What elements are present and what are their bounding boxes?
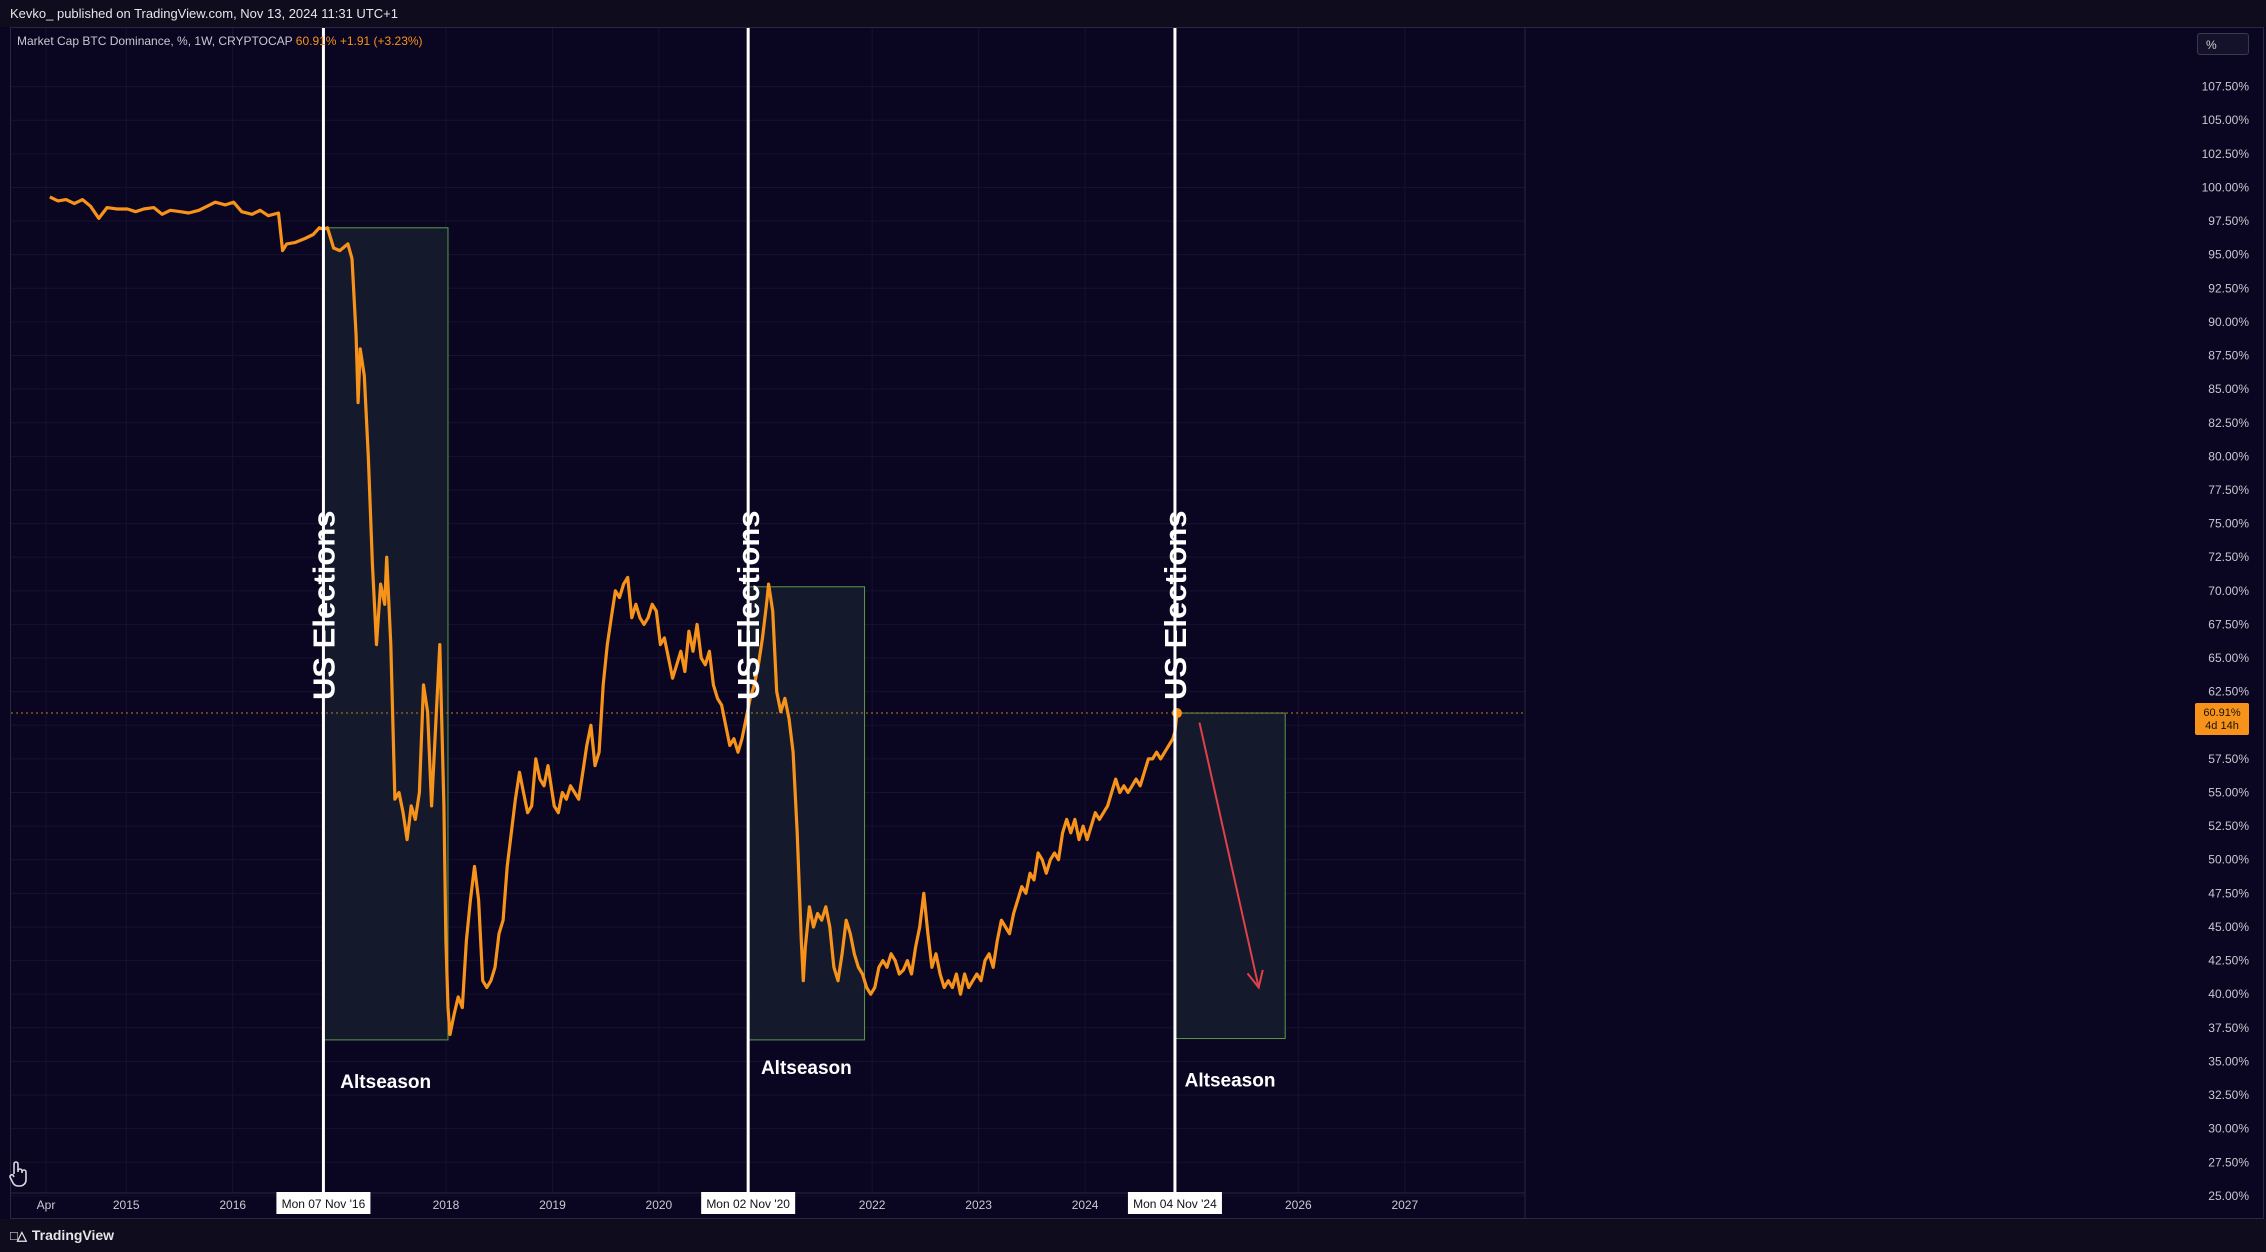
date-marker-label: Mon 02 Nov '20 <box>706 1197 790 1211</box>
y-tick-label: 77.50% <box>2208 483 2249 497</box>
down-arrow-shaft <box>1198 722 1260 988</box>
y-tick-label: 40.00% <box>2208 987 2249 1001</box>
y-tick-label: 30.00% <box>2208 1122 2249 1136</box>
y-tick-label: 67.50% <box>2208 617 2249 631</box>
altseason-box <box>322 227 449 1041</box>
election-marker-text: US Elections <box>1158 511 1193 701</box>
y-tick-label: 27.50% <box>2208 1155 2249 1169</box>
election-marker-text: US Elections <box>731 511 766 701</box>
x-tick-label: 2023 <box>965 1198 992 1212</box>
x-tick-label: 2016 <box>219 1198 246 1212</box>
x-tick-label: 2022 <box>859 1198 886 1212</box>
y-tick-label: 25.00% <box>2208 1189 2249 1203</box>
y-tick-label: 57.50% <box>2208 752 2249 766</box>
x-tick-label: 2027 <box>1391 1198 1418 1212</box>
y-tick-label: 37.50% <box>2208 1021 2249 1035</box>
y-tick-label: 107.50% <box>2202 80 2250 94</box>
y-tick-label: 105.00% <box>2202 113 2250 127</box>
y-tick-label: 50.00% <box>2208 853 2249 867</box>
x-tick-label: Apr <box>37 1198 56 1212</box>
date-marker-badge <box>1127 1192 1222 1214</box>
symbol-text: Market Cap BTC Dominance, %, 1W, CRYPTOC… <box>17 34 293 48</box>
y-tick-label: 72.50% <box>2208 550 2249 564</box>
y-tick-label: 102.50% <box>2202 147 2250 161</box>
x-tick-label: 2020 <box>646 1198 673 1212</box>
x-tick-label: 2024 <box>1072 1198 1099 1212</box>
y-tick-label: 95.00% <box>2208 248 2249 262</box>
y-tick-label: 52.50% <box>2208 819 2249 833</box>
published-header: Kevko_ published on TradingView.com, Nov… <box>0 0 2266 27</box>
altseason-box <box>1174 712 1286 1040</box>
x-tick-label: 2019 <box>539 1198 566 1212</box>
y-tick-label: 65.00% <box>2208 651 2249 665</box>
symbol-value: 60.91% <box>295 34 337 48</box>
y-tick-label: 35.00% <box>2208 1054 2249 1068</box>
x-tick-label: 2018 <box>433 1198 460 1212</box>
brand-text: TradingView <box>31 1227 115 1243</box>
symbol-legend[interactable]: Market Cap BTC Dominance, %, 1W, CRYPTOC… <box>17 34 423 48</box>
altseason-label: Altseason <box>1185 1071 1276 1092</box>
date-marker-badge <box>701 1192 796 1214</box>
btc-dominance-line[interactable] <box>49 195 1179 1037</box>
y-tick-label: 42.50% <box>2208 954 2249 968</box>
y-tick-label: 82.50% <box>2208 416 2249 430</box>
y-tick-label: 80.00% <box>2208 449 2249 463</box>
altseason-box <box>747 586 866 1041</box>
y-tick-label: 100.00% <box>2202 180 2250 194</box>
y-tick-label: 97.50% <box>2208 214 2249 228</box>
date-marker-badge <box>276 1192 371 1214</box>
percent-scale-button[interactable]: % <box>2197 33 2249 55</box>
y-tick-label: 62.50% <box>2208 685 2249 699</box>
tradingview-logo-icon: □△ <box>10 1228 27 1243</box>
x-tick-label: 2026 <box>1285 1198 1312 1212</box>
y-tick-label: 90.00% <box>2208 315 2249 329</box>
current-price-badge <box>2195 703 2249 736</box>
footer-bar: □△ TradingView <box>0 1219 2266 1252</box>
date-marker-label: Mon 04 Nov '24 <box>1133 1197 1217 1211</box>
y-tick-label: 47.50% <box>2208 886 2249 900</box>
y-tick-label: 92.50% <box>2208 281 2249 295</box>
bar-countdown: 4d 14h <box>2205 720 2239 732</box>
y-tick-label: 45.00% <box>2208 920 2249 934</box>
election-marker-text: US Elections <box>306 511 341 701</box>
y-tick-label: 70.00% <box>2208 584 2249 598</box>
y-tick-label: 75.00% <box>2208 517 2249 531</box>
chart-frame[interactable]: Altseason Altseason Altseason US Elections U… <box>10 27 2264 1219</box>
y-tick-label: 32.50% <box>2208 1088 2249 1102</box>
y-tick-label: 85.00% <box>2208 382 2249 396</box>
y-tick-label: 87.50% <box>2208 349 2249 363</box>
y-tick-label: 55.00% <box>2208 786 2249 800</box>
hand-pointer-icon[interactable] <box>8 1160 30 1188</box>
down-arrow-head <box>1246 969 1264 990</box>
chart-canvas[interactable]: Altseason Altseason Altseason US Elections U… <box>11 28 2263 1218</box>
symbol-change: +1.91 (+3.23%) <box>339 34 423 48</box>
altseason-label: Altseason <box>340 1072 431 1093</box>
altseason-label: Altseason <box>761 1058 852 1079</box>
date-marker-label: Mon 07 Nov '16 <box>282 1197 366 1211</box>
current-price-value: 60.91% <box>2203 707 2241 719</box>
price-axis-bg <box>1525 28 2263 1218</box>
x-tick-label: 2015 <box>113 1198 140 1212</box>
tradingview-brand[interactable]: □△ TradingView <box>10 1219 114 1252</box>
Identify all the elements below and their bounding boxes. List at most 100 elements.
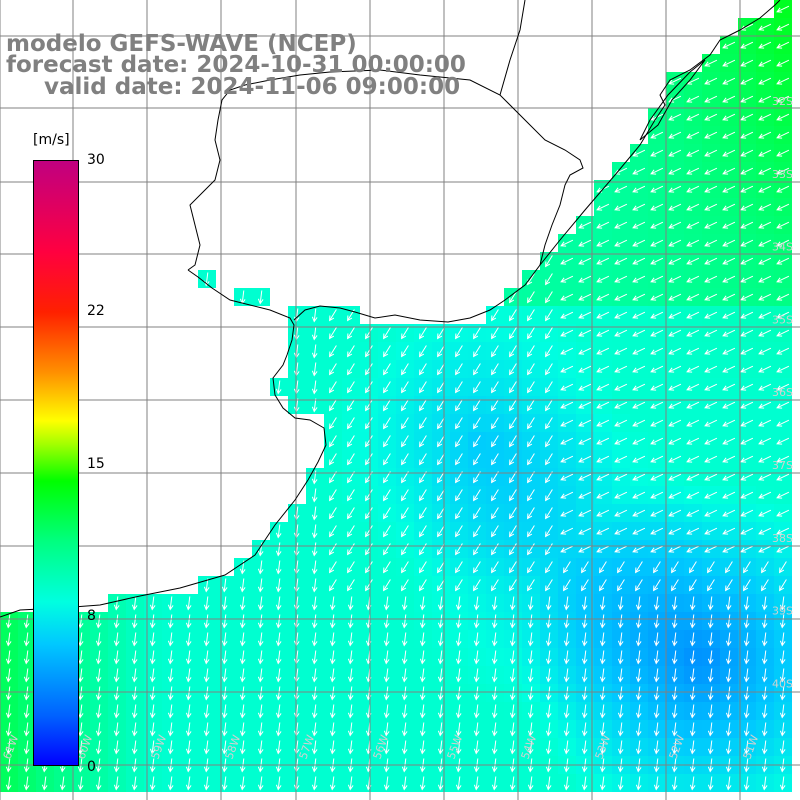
wind-vector-arrow [563,704,570,719]
wind-vector-arrow [149,686,156,701]
wind-vector-arrow [491,596,498,611]
wind-vector-arrow [509,381,517,394]
wind-vector-arrow [779,704,786,719]
wind-vector-arrow [329,435,337,448]
wind-vector-arrow [491,668,498,683]
wind-vector-arrow [725,614,732,629]
wind-vector-arrow [383,507,391,520]
wind-vector-arrow [383,417,391,430]
wind-vector-arrow [149,632,156,647]
wind-vector-arrow [257,668,264,683]
wind-vector-arrow [527,489,535,502]
wind-vector-arrow [758,275,772,283]
wind-vector-arrow [581,668,588,683]
wind-vector-arrow [599,776,606,791]
wind-vector-arrow [95,704,102,719]
wind-vector-arrow [614,347,628,355]
wind-vector-arrow [776,275,790,283]
wind-vector-arrow [239,740,246,755]
wind-vector-arrow [167,668,174,683]
wind-vector-arrow [686,437,700,445]
wind-vector-arrow [491,614,498,629]
wind-vector-arrow [758,95,772,103]
wind-vector-arrow [632,329,646,337]
wind-vector-arrow [560,419,574,427]
wind-vector-arrow [347,614,354,629]
wind-vector-arrow [686,401,700,409]
wind-vector-arrow [509,345,517,358]
wind-vector-arrow [653,740,660,755]
colorbar [33,160,79,766]
wind-vector-arrow [578,437,592,445]
wind-vector-arrow [23,632,30,647]
wind-vector-arrow [779,722,786,737]
wind-vector-arrow [758,239,772,247]
wind-vector-arrow [491,489,499,502]
wind-vector-arrow [689,668,696,683]
wind-vector-arrow [455,776,462,791]
wind-vector-arrow [704,527,718,535]
wind-vector-arrow [365,417,373,430]
wind-vector-arrow [635,668,642,683]
wind-vector-arrow [668,149,682,157]
wind-vector-arrow [527,381,535,394]
wind-vector-arrow [617,722,624,737]
wind-vector-arrow [725,561,733,574]
wind-vector-arrow [614,545,628,553]
wind-vector-arrow [779,614,786,629]
wind-vector-arrow [632,239,646,247]
wind-vector-arrow [614,419,628,427]
wind-vector-arrow [383,704,390,719]
wind-vector-arrow [491,740,498,755]
wind-vector-arrow [77,650,84,665]
wind-vector-arrow [383,596,390,611]
wind-vector-arrow [614,437,628,445]
wind-vector-arrow [311,542,318,557]
wind-vector-arrow [689,614,696,629]
wind-vector-arrow [671,561,679,574]
wind-vector-arrow [581,776,588,791]
wind-vector-arrow [365,381,373,394]
wind-vector-arrow [671,650,678,665]
wind-vector-arrow [578,509,592,517]
wind-vector-arrow [419,579,427,592]
wind-vector-arrow [596,221,610,229]
wind-vector-arrow [401,722,408,737]
wind-vector-arrow [635,686,642,701]
wind-vector-arrow [257,578,264,593]
wind-vector-arrow [437,776,444,791]
wind-vector-arrow [743,722,750,737]
wind-vector-arrow [473,722,480,737]
wind-vector-arrow [473,363,481,376]
wind-vector-arrow [578,473,592,481]
wind-vector-arrow [347,596,354,611]
wind-vector-arrow [473,327,481,340]
wind-vector-arrow [77,722,84,737]
wind-vector-arrow [311,578,318,593]
wind-vector-arrow [560,275,574,283]
wind-vector-arrow [632,257,646,265]
wind-vector-arrow [473,650,480,665]
wind-vector-arrow [455,686,462,701]
wind-vector-arrow [419,543,427,556]
wind-vector-arrow [776,59,790,67]
wind-vector-arrow [455,722,462,737]
wind-vector-arrow [653,614,660,629]
wind-vector-arrow [347,525,355,538]
wind-vector-arrow [650,275,664,283]
wind-vector-arrow [743,776,750,791]
wind-vector-arrow [581,650,588,665]
wind-vector-arrow [671,668,678,683]
wind-vector-arrow [725,722,732,737]
wind-vector-arrow [527,632,534,647]
wind-vector-arrow [596,509,610,517]
wind-vector-arrow [185,614,192,629]
wind-vector-arrow [545,399,553,412]
wind-vector-arrow [329,704,336,719]
wind-vector-arrow [113,776,120,791]
wind-vector-arrow [419,614,426,629]
wind-vector-arrow [401,596,408,611]
wind-vector-arrow [509,561,517,574]
wind-vector-arrow [779,596,786,611]
wind-vector-arrow [704,293,718,301]
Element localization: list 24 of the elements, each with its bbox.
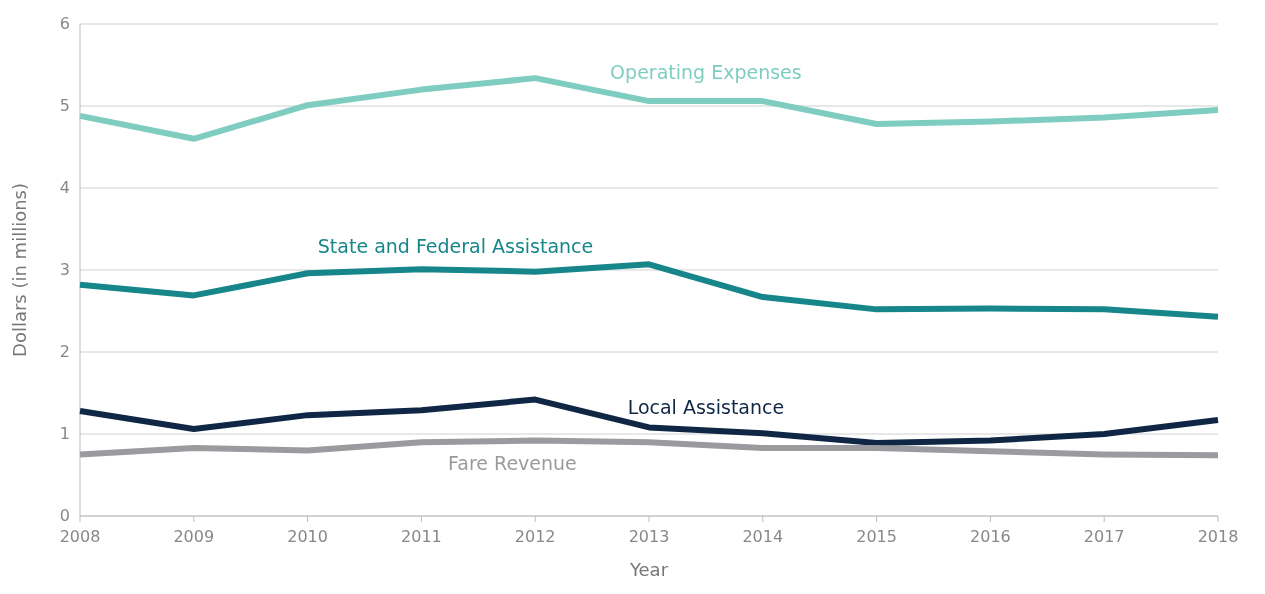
y-tick-label: 6 (59, 13, 70, 33)
x-tick-label: 2009 (173, 527, 215, 546)
x-tick-label: 2011 (401, 527, 442, 546)
y-tick-label: 5 (59, 95, 70, 115)
x-tick-label: 2013 (628, 527, 670, 546)
x-tick-label: 2012 (514, 527, 556, 546)
series-label: Fare Revenue (448, 452, 577, 475)
x-tick-label: 2014 (742, 527, 784, 546)
y-tick-label: 0 (59, 505, 70, 525)
x-tick-label: 2018 (1197, 527, 1239, 546)
x-tick-label: 2010 (287, 527, 328, 546)
y-tick-label: 3 (59, 259, 70, 279)
y-tick-label: 4 (59, 177, 70, 197)
x-tick-label: 2015 (856, 527, 897, 546)
y-tick-label: 1 (59, 423, 70, 443)
y-axis-title: Dollars (in millions) (9, 183, 30, 357)
x-tick-label: 2017 (1083, 527, 1125, 546)
y-tick-label: 2 (59, 341, 70, 361)
x-tick-label: 2016 (970, 527, 1011, 546)
x-axis-title: Year (628, 559, 669, 580)
series-label: Local Assistance (627, 395, 785, 418)
series-label: State and Federal Assistance (317, 235, 594, 258)
x-tick-label: 2008 (59, 527, 101, 546)
series-label: Operating Expenses (610, 60, 802, 83)
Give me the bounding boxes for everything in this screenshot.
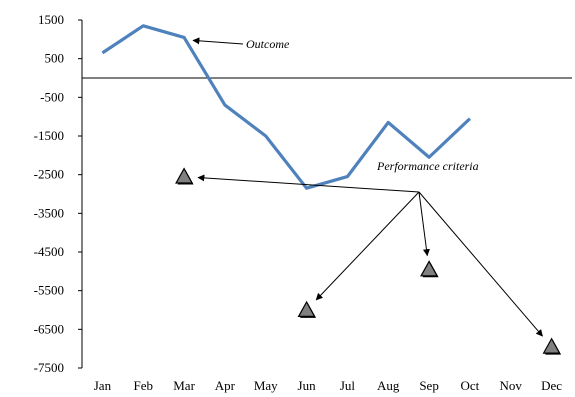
x-tick-label: Jun	[298, 378, 317, 393]
outcome-arrow	[192, 37, 244, 45]
criteria-marker	[420, 260, 439, 277]
x-tick-label: Sep	[419, 378, 439, 393]
x-tick-label: Oct	[461, 378, 480, 393]
y-tick-label: -1500	[34, 128, 64, 143]
criteria-markers	[175, 167, 562, 355]
y-tick-label: -5500	[34, 283, 64, 298]
annotation-arrows	[192, 37, 543, 337]
criteria-marker	[542, 337, 561, 354]
x-tick-label: Mar	[173, 378, 195, 393]
chart-axes	[78, 19, 572, 369]
x-tick-label: Dec	[541, 378, 562, 393]
x-tick-label: Jan	[94, 378, 112, 393]
y-tick-label: 1500	[38, 12, 64, 27]
x-tick-label: Apr	[215, 378, 236, 393]
criteria-marker	[175, 167, 194, 184]
y-tick-label: -3500	[34, 205, 64, 220]
outcome-annotation: Outcome	[246, 37, 290, 51]
criteria-arrow	[197, 174, 420, 193]
criteria-arrow	[418, 191, 430, 257]
series-line	[101, 24, 472, 190]
y-tick-label: -7500	[34, 360, 64, 375]
x-tick-label: Nov	[500, 378, 523, 393]
outcome-series	[101, 24, 472, 190]
x-tick-label: Jul	[340, 378, 356, 393]
criteria-marker	[297, 300, 316, 317]
x-tick-label: Feb	[134, 378, 154, 393]
y-tick-label: -2500	[34, 167, 64, 182]
y-tick-label: -6500	[34, 321, 64, 336]
y-tick-label: -500	[40, 89, 64, 104]
y-tick-labels: 1500 500 -500 -1500 -2500 -3500 -4500 -5500 -650…	[34, 12, 64, 375]
x-tick-label: May	[254, 378, 278, 393]
y-tick-label: -4500	[34, 244, 64, 259]
performance-criteria-annotation: Performance criteria	[376, 159, 479, 173]
y-tick-label: 500	[45, 51, 65, 66]
criteria-arrow	[418, 191, 543, 337]
criteria-arrow	[315, 191, 420, 301]
x-tick-labels: Jan Feb Mar Apr May Jun Jul Aug Sep Oct Nov Dec	[94, 378, 563, 393]
x-tick-label: Aug	[377, 378, 400, 393]
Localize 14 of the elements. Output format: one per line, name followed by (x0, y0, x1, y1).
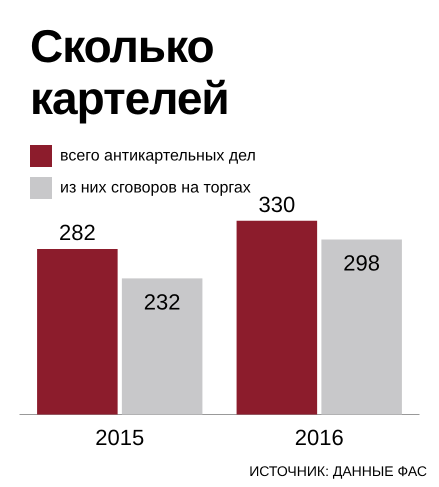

PROBLEM DETAILS —
Could you return every line from the one containing "wind-vector-arrow [563,704,570,719]" down to the one containing "wind-vector-arrow [686,437,700,445]", both included, exactly as they appear?

ANSWER TO THIS PROBLEM —
wind-vector-arrow [563,704,570,719]
wind-vector-arrow [149,686,156,701]
wind-vector-arrow [491,596,498,611]
wind-vector-arrow [509,381,517,394]
wind-vector-arrow [779,704,786,719]
wind-vector-arrow [329,435,337,448]
wind-vector-arrow [491,668,498,683]
wind-vector-arrow [725,614,732,629]
wind-vector-arrow [383,507,391,520]
wind-vector-arrow [383,417,391,430]
wind-vector-arrow [149,632,156,647]
wind-vector-arrow [257,668,264,683]
wind-vector-arrow [527,489,535,502]
wind-vector-arrow [758,275,772,283]
wind-vector-arrow [581,668,588,683]
wind-vector-arrow [599,776,606,791]
wind-vector-arrow [95,704,102,719]
wind-vector-arrow [614,347,628,355]
wind-vector-arrow [776,275,790,283]
wind-vector-arrow [239,740,246,755]
wind-vector-arrow [167,668,174,683]
wind-vector-arrow [686,437,700,445]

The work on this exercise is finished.